§ **WHAT TO DO**: Locate the string "this" throughout the material and copy every line in which it occurs.
* start *
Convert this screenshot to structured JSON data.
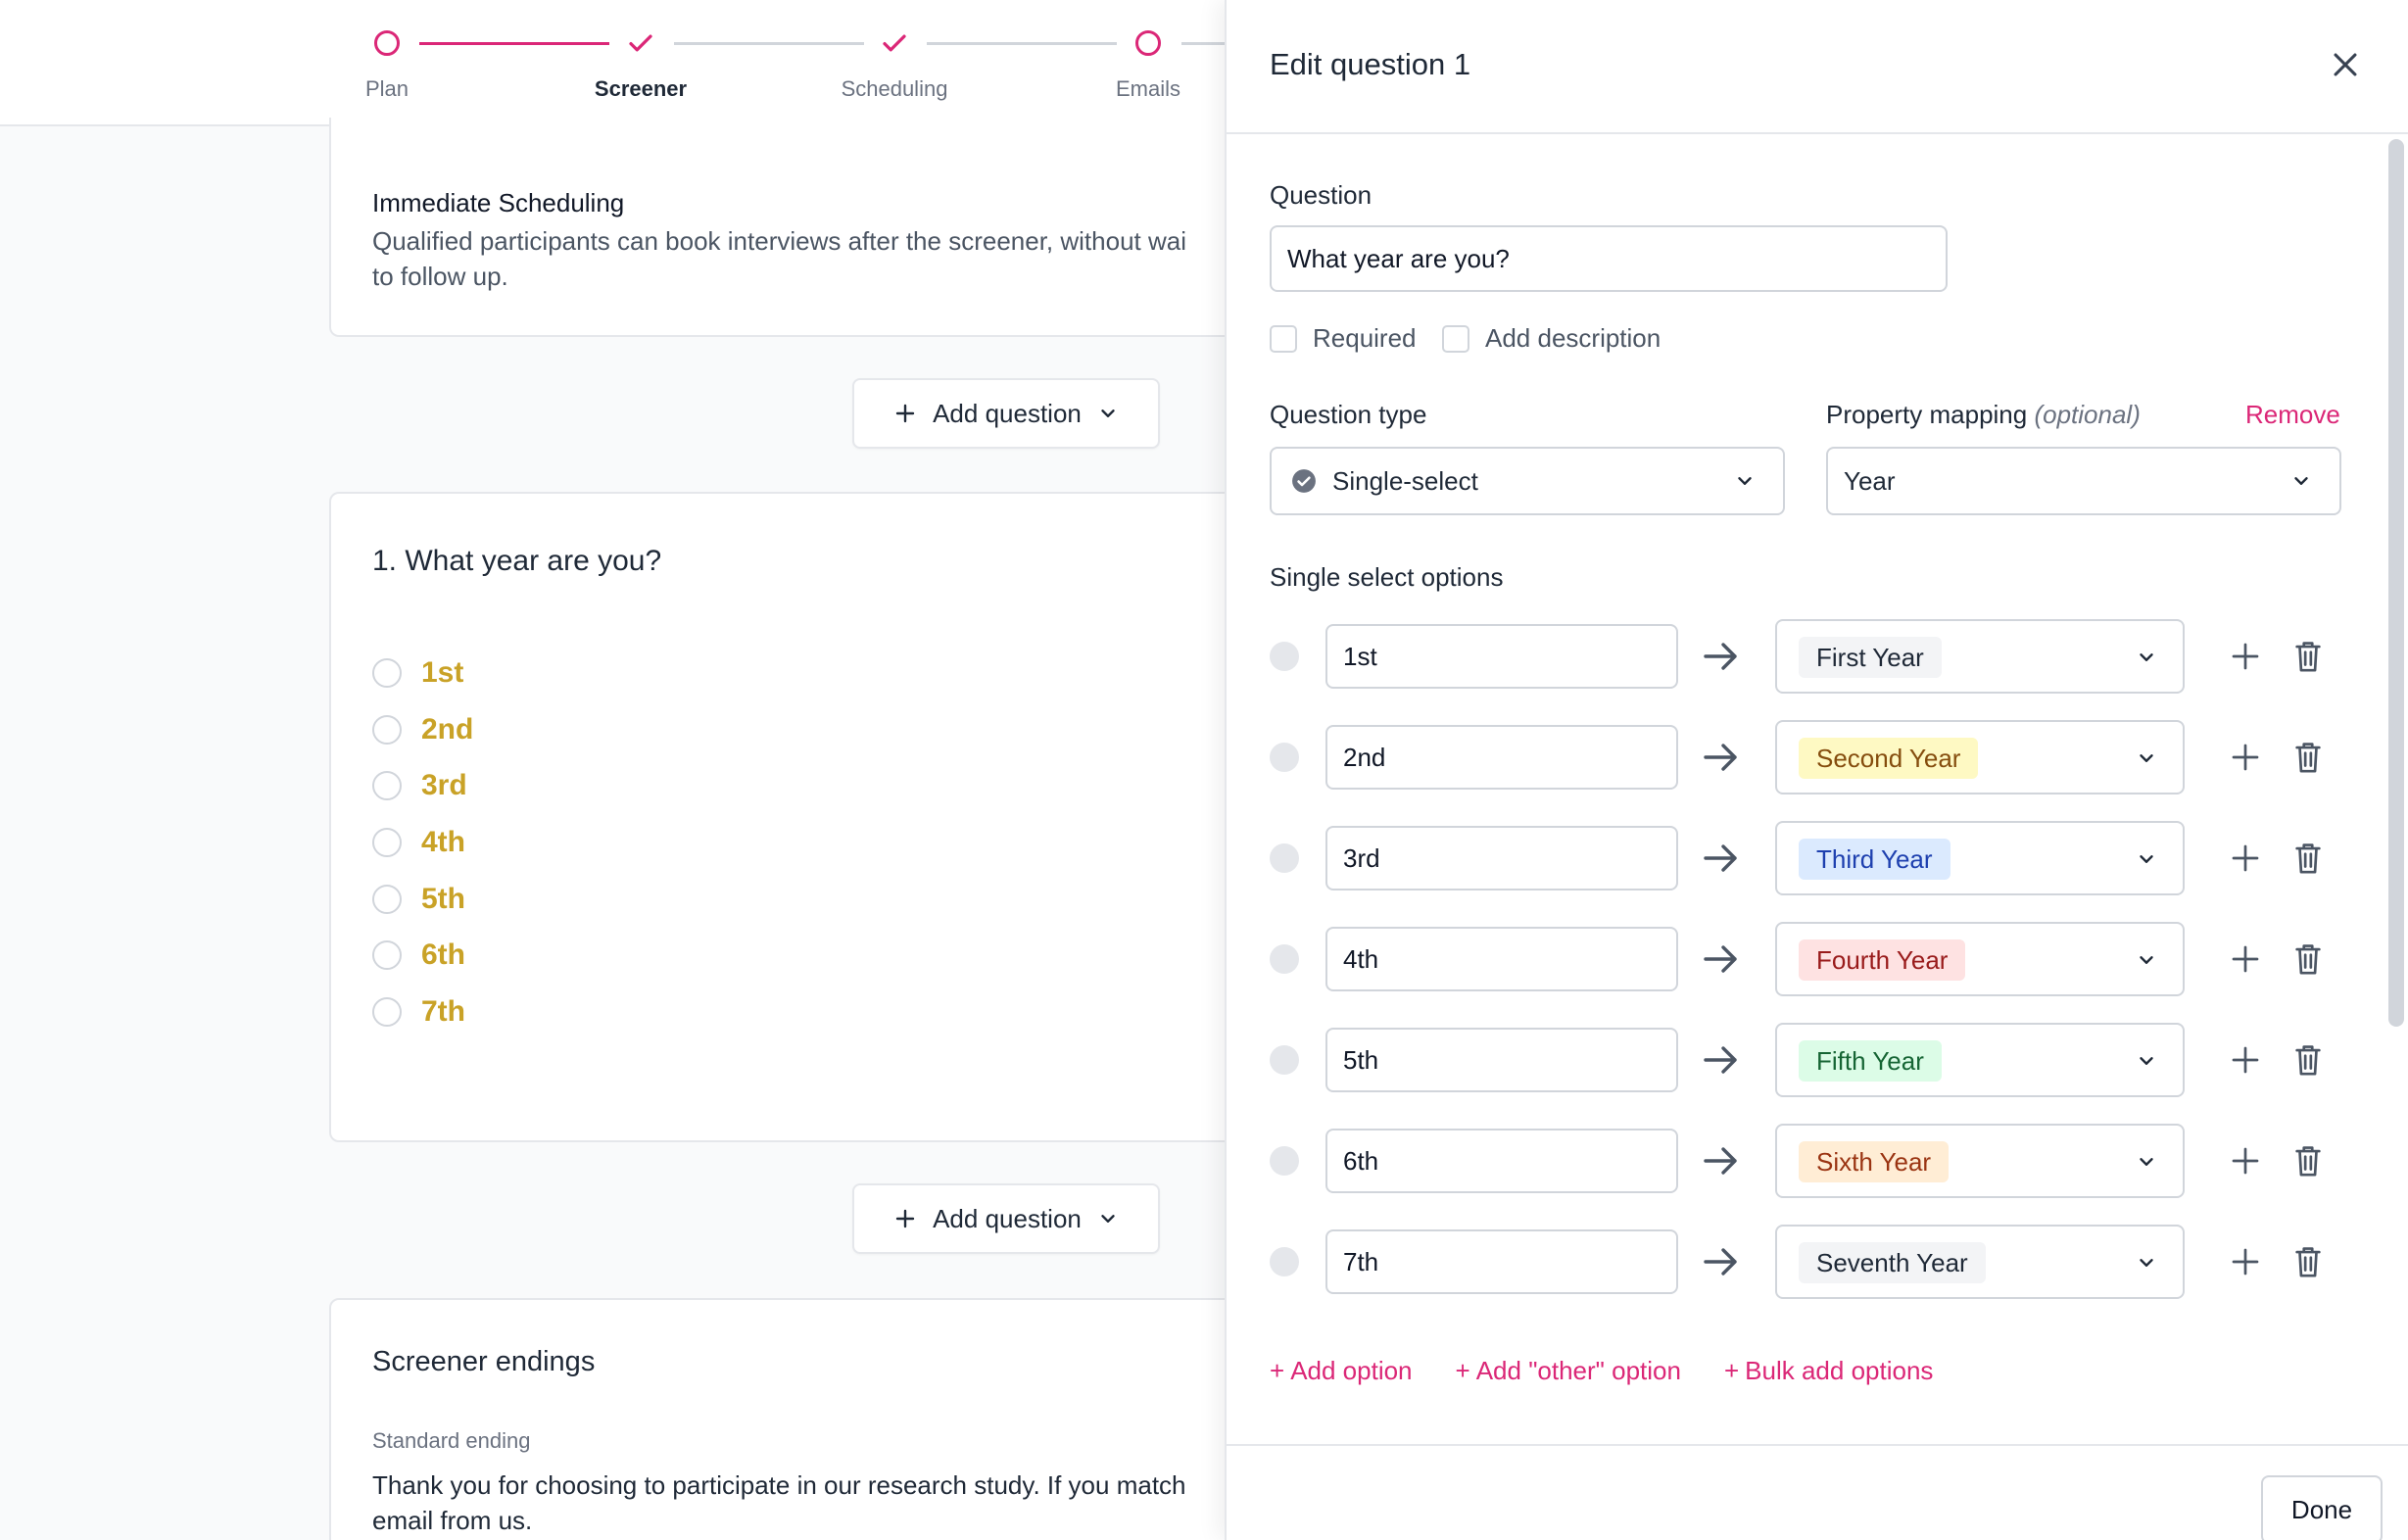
{
  "stepper": {
    "steps": [
      {
        "label": "Plan",
        "state": "current"
      },
      {
        "label": "Screener",
        "state": "done"
      },
      {
        "label": "Scheduling",
        "state": "done"
      },
      {
        "label": "Emails",
        "state": "current"
      }
    ]
  },
  "scheduling_card": {
    "title": "Immediate Scheduling",
    "body_line1": "Qualified participants can book interviews after the screener, without wai",
    "body_line2": "to follow up."
  },
  "add_question_label": "Add question",
  "question_card": {
    "title": "1. What year are you?",
    "options": [
      "1st",
      "2nd",
      "3rd",
      "4th",
      "5th",
      "6th",
      "7th"
    ]
  },
  "endings_card": {
    "title": "Screener endings",
    "subtitle": "Standard ending",
    "body_line1": "Thank you for choosing to participate in our research study. If you match",
    "body_line2": "email from us."
  },
  "drawer": {
    "title": "Edit question 1",
    "question_label": "Question",
    "question_value": "What year are you?",
    "required_label": "Required",
    "add_description_label": "Add description",
    "question_type_label": "Question type",
    "question_type_value": "Single-select",
    "property_mapping_label": "Property mapping",
    "property_mapping_optional": "(optional)",
    "remove_label": "Remove",
    "property_mapping_value": "Year",
    "options_label": "Single select options",
    "mappings": [
      {
        "option": "1st",
        "property": "First Year",
        "chip_bg": "#f3f4f6",
        "chip_fg": "#1f2937"
      },
      {
        "option": "2nd",
        "property": "Second Year",
        "chip_bg": "#fef9c3",
        "chip_fg": "#854d0e"
      },
      {
        "option": "3rd",
        "property": "Third Year",
        "chip_bg": "#dbeafe",
        "chip_fg": "#1e40af"
      },
      {
        "option": "4th",
        "property": "Fourth Year",
        "chip_bg": "#fee2e2",
        "chip_fg": "#991b1b"
      },
      {
        "option": "5th",
        "property": "Fifth Year",
        "chip_bg": "#dcfce7",
        "chip_fg": "#166534"
      },
      {
        "option": "6th",
        "property": "Sixth Year",
        "chip_bg": "#ffedd5",
        "chip_fg": "#9a3412"
      },
      {
        "option": "7th",
        "property": "Seventh Year",
        "chip_bg": "#f3f4f6",
        "chip_fg": "#1f2937"
      }
    ],
    "add_option_label": "Add option",
    "add_other_option_label": "Add \"other\" option",
    "bulk_add_label": "Bulk add options",
    "done_label": "Done"
  },
  "colors": {
    "accent": "#db2777",
    "option_text": "#c9a227"
  }
}
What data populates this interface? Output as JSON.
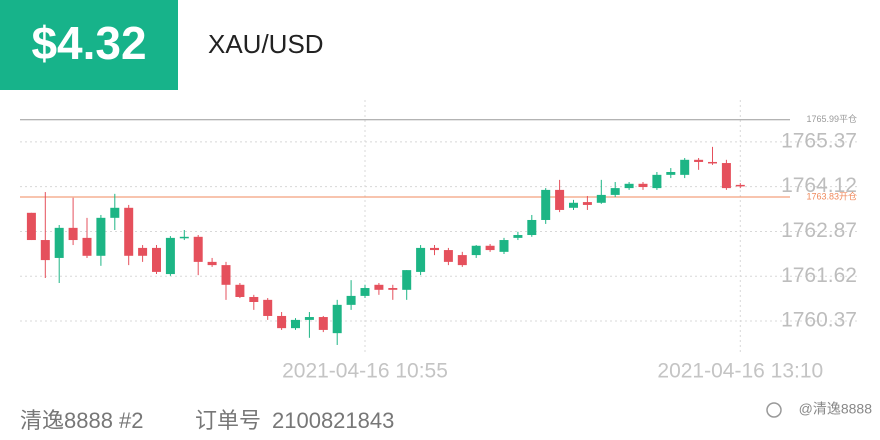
* end *
§ **EXERCISE RESPONSE**:
Convert this screenshot to structured JSON data.
What data populates this interface? Output as JSON.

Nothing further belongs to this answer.